◆ Collection entries:
---------------

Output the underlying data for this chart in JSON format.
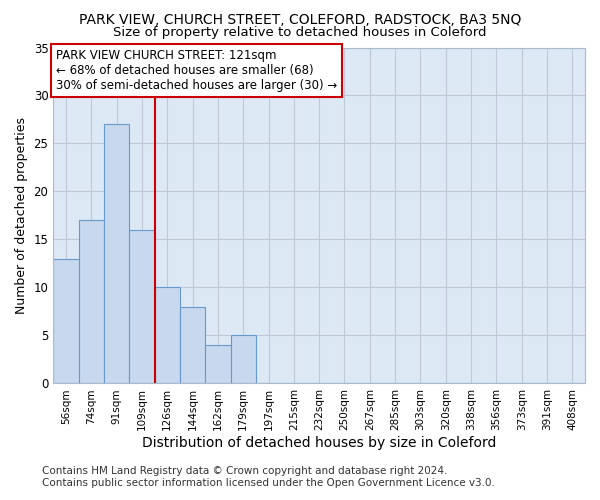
{
  "title": "PARK VIEW, CHURCH STREET, COLEFORD, RADSTOCK, BA3 5NQ",
  "subtitle": "Size of property relative to detached houses in Coleford",
  "xlabel": "Distribution of detached houses by size in Coleford",
  "ylabel": "Number of detached properties",
  "categories": [
    "56sqm",
    "74sqm",
    "91sqm",
    "109sqm",
    "126sqm",
    "144sqm",
    "162sqm",
    "179sqm",
    "197sqm",
    "215sqm",
    "232sqm",
    "250sqm",
    "267sqm",
    "285sqm",
    "303sqm",
    "320sqm",
    "338sqm",
    "356sqm",
    "373sqm",
    "391sqm",
    "408sqm"
  ],
  "values": [
    13,
    17,
    27,
    16,
    10,
    8,
    4,
    5,
    0,
    0,
    0,
    0,
    0,
    0,
    0,
    0,
    0,
    0,
    0,
    0,
    0
  ],
  "bar_color": "#c8d8ee",
  "bar_edge_color": "#6699cc",
  "vline_color": "#cc0000",
  "annotation_lines": [
    "PARK VIEW CHURCH STREET: 121sqm",
    "← 68% of detached houses are smaller (68)",
    "30% of semi-detached houses are larger (30) →"
  ],
  "ylim": [
    0,
    35
  ],
  "yticks": [
    0,
    5,
    10,
    15,
    20,
    25,
    30,
    35
  ],
  "footer": "Contains HM Land Registry data © Crown copyright and database right 2024.\nContains public sector information licensed under the Open Government Licence v3.0.",
  "background_color": "#ffffff",
  "plot_bg_color": "#dde8f5",
  "grid_color": "#c0c8d8",
  "title_fontsize": 10,
  "subtitle_fontsize": 9.5,
  "xlabel_fontsize": 10,
  "ylabel_fontsize": 9,
  "footer_fontsize": 7.5,
  "annot_fontsize": 8.5
}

---------------

Take the listing and print it again exactly, but without any pictures.

Output the underlying data for this chart in JSON format.
{
  "title": "PARK VIEW, CHURCH STREET, COLEFORD, RADSTOCK, BA3 5NQ",
  "subtitle": "Size of property relative to detached houses in Coleford",
  "xlabel": "Distribution of detached houses by size in Coleford",
  "ylabel": "Number of detached properties",
  "categories": [
    "56sqm",
    "74sqm",
    "91sqm",
    "109sqm",
    "126sqm",
    "144sqm",
    "162sqm",
    "179sqm",
    "197sqm",
    "215sqm",
    "232sqm",
    "250sqm",
    "267sqm",
    "285sqm",
    "303sqm",
    "320sqm",
    "338sqm",
    "356sqm",
    "373sqm",
    "391sqm",
    "408sqm"
  ],
  "values": [
    13,
    17,
    27,
    16,
    10,
    8,
    4,
    5,
    0,
    0,
    0,
    0,
    0,
    0,
    0,
    0,
    0,
    0,
    0,
    0,
    0
  ],
  "bar_color": "#c8d8ee",
  "bar_edge_color": "#6699cc",
  "vline_color": "#cc0000",
  "annotation_lines": [
    "PARK VIEW CHURCH STREET: 121sqm",
    "← 68% of detached houses are smaller (68)",
    "30% of semi-detached houses are larger (30) →"
  ],
  "ylim": [
    0,
    35
  ],
  "yticks": [
    0,
    5,
    10,
    15,
    20,
    25,
    30,
    35
  ],
  "footer": "Contains HM Land Registry data © Crown copyright and database right 2024.\nContains public sector information licensed under the Open Government Licence v3.0.",
  "background_color": "#ffffff",
  "plot_bg_color": "#dde8f5",
  "grid_color": "#c0c8d8",
  "title_fontsize": 10,
  "subtitle_fontsize": 9.5,
  "xlabel_fontsize": 10,
  "ylabel_fontsize": 9,
  "footer_fontsize": 7.5,
  "annot_fontsize": 8.5
}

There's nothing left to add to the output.